--- Materials provided ---
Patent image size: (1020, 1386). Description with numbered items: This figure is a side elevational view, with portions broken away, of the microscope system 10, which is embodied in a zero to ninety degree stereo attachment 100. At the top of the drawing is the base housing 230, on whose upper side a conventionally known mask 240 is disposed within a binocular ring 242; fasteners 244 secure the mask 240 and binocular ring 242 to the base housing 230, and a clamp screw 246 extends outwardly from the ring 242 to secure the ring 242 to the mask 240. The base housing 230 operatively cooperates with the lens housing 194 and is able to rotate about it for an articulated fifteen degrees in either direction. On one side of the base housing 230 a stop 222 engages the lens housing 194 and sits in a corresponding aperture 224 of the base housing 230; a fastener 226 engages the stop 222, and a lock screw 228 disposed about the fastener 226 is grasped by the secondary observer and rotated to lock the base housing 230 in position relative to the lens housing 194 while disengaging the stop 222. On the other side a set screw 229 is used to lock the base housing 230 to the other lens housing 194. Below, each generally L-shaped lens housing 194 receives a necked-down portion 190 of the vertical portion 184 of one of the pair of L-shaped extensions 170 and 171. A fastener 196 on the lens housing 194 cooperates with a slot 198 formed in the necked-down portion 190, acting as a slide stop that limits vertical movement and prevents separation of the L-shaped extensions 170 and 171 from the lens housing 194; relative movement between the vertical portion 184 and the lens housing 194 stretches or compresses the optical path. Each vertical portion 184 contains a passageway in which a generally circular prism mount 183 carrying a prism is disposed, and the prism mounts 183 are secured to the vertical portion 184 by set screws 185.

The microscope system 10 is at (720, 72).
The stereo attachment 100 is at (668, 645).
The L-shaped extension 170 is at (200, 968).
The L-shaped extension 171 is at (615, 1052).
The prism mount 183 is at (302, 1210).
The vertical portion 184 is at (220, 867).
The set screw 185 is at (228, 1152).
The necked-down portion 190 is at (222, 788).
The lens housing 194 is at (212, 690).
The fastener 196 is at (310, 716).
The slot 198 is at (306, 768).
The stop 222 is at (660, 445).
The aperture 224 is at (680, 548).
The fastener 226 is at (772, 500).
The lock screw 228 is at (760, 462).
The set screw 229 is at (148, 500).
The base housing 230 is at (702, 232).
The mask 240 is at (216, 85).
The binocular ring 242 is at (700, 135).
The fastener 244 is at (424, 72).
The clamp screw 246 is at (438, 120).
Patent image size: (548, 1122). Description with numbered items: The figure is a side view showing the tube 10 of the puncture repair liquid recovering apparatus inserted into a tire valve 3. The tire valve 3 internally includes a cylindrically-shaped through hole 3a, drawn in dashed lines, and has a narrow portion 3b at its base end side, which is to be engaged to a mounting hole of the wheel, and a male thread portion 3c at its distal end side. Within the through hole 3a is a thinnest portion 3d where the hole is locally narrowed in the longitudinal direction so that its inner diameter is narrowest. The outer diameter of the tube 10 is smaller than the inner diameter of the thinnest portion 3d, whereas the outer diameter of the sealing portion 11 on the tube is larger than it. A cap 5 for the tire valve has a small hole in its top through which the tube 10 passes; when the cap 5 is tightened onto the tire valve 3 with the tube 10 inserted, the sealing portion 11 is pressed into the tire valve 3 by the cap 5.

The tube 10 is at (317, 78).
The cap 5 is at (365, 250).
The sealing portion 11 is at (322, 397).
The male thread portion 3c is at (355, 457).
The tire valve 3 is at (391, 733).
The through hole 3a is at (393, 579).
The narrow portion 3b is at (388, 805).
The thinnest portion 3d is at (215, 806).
---
■ Given task
Turn all of the items above into one numbered list, leaving out the blank lines.

■ Answer to this exercise
1. Patent image size: (1020, 1386). Description with numbered items: This figure is a side elevational view, with portions broken away, of the microscope system 10, which is embodied in a zero to ninety degree stereo attachment 100. At the top of the drawing is the base housing 230, on whose upper side a conventionally known mask 240 is disposed within a binocular ring 242; fasteners 244 secure the mask 240 and binocular ring 242 to the base housing 230, and a clamp screw 246 extends outwardly from the ring 242 to secure the ring 242 to the mask 240. The base housing 230 operatively cooperates with the lens housing 194 and is able to rotate about it for an articulated fifteen degrees in either direction. On one side of the base housing 230 a stop 222 engages the lens housing 194 and sits in a corresponding aperture 224 of the base housing 230; a fastener 226 engages the stop 222, and a lock screw 228 disposed about the fastener 226 is grasped by the secondary observer and rotated to lock the base housing 230 in position relative to the lens housing 194 while disengaging the stop 222. On the other side a set screw 229 is used to lock the base housing 230 to the other lens housing 194. Below, each generally L-shaped lens housing 194 receives a necked-down portion 190 of the vertical portion 184 of one of the pair of L-shaped extensions 170 and 171. A fastener 196 on the lens housing 194 cooperates with a slot 198 formed in the necked-down portion 190, acting as a slide stop that limits vertical movement and prevents separation of the L-shaped extensions 170 and 171 from the lens housing 194; relative movement between the vertical portion 184 and the lens housing 194 stretches or compresses the optical path. Each vertical portion 184 contains a passageway in which a generally circular prism mount 183 carrying a prism is disposed, and the prism mounts 183 are secured to the vertical portion 184 by set screws 185.
2. The microscope system 10 is at (720, 72).
3. The stereo attachment 100 is at (668, 645).
4. The L-shaped extension 170 is at (200, 968).
5. The L-shaped extension 171 is at (615, 1052).
6. The prism mount 183 is at (302, 1210).
7. The vertical portion 184 is at (220, 867).
8. The set screw 185 is at (228, 1152).
9. The necked-down portion 190 is at (222, 788).
10. The lens housing 194 is at (212, 690).
11. The fastener 196 is at (310, 716).
12. The slot 198 is at (306, 768).
13. The stop 222 is at (660, 445).
14. The aperture 224 is at (680, 548).
15. The fastener 226 is at (772, 500).
16. The lock screw 228 is at (760, 462).
17. The set screw 229 is at (148, 500).
18. The base housing 230 is at (702, 232).
19. The mask 240 is at (216, 85).
20. The binocular ring 242 is at (700, 135).
21. The fastener 244 is at (424, 72).
22. The clamp screw 246 is at (438, 120).
23. Patent image size: (548, 1122). Description with numbered items: The figure is a side view showing the tube 10 of the puncture repair liquid recovering apparatus inserted into a tire valve 3. The tire valve 3 internally includes a cylindrically-shaped through hole 3a, drawn in dashed lines, and has a narrow portion 3b at its base end side, which is to be engaged to a mounting hole of the wheel, and a male thread portion 3c at its distal end side. Within the through hole 3a is a thinnest portion 3d where the hole is locally narrowed in the longitudinal direction so that its inner diameter is narrowest. The outer diameter of the tube 10 is smaller than the inner diameter of the thinnest portion 3d, whereas the outer diameter of the sealing portion 11 on the tube is larger than it. A cap 5 for the tire valve has a small hole in its top through which the tube 10 passes; when the cap 5 is tightened onto the tire valve 3 with the tube 10 inserted, the sealing portion 11 is pressed into the tire valve 3 by the cap 5.
24. The tube 10 is at (317, 78).
25. The cap 5 is at (365, 250).
26. The sealing portion 11 is at (322, 397).
27. The male thread portion 3c is at (355, 457).
28. The tire valve 3 is at (391, 733).
29. The through hole 3a is at (393, 579).
30. The narrow portion 3b is at (388, 805).
31. The thinnest portion 3d is at (215, 806).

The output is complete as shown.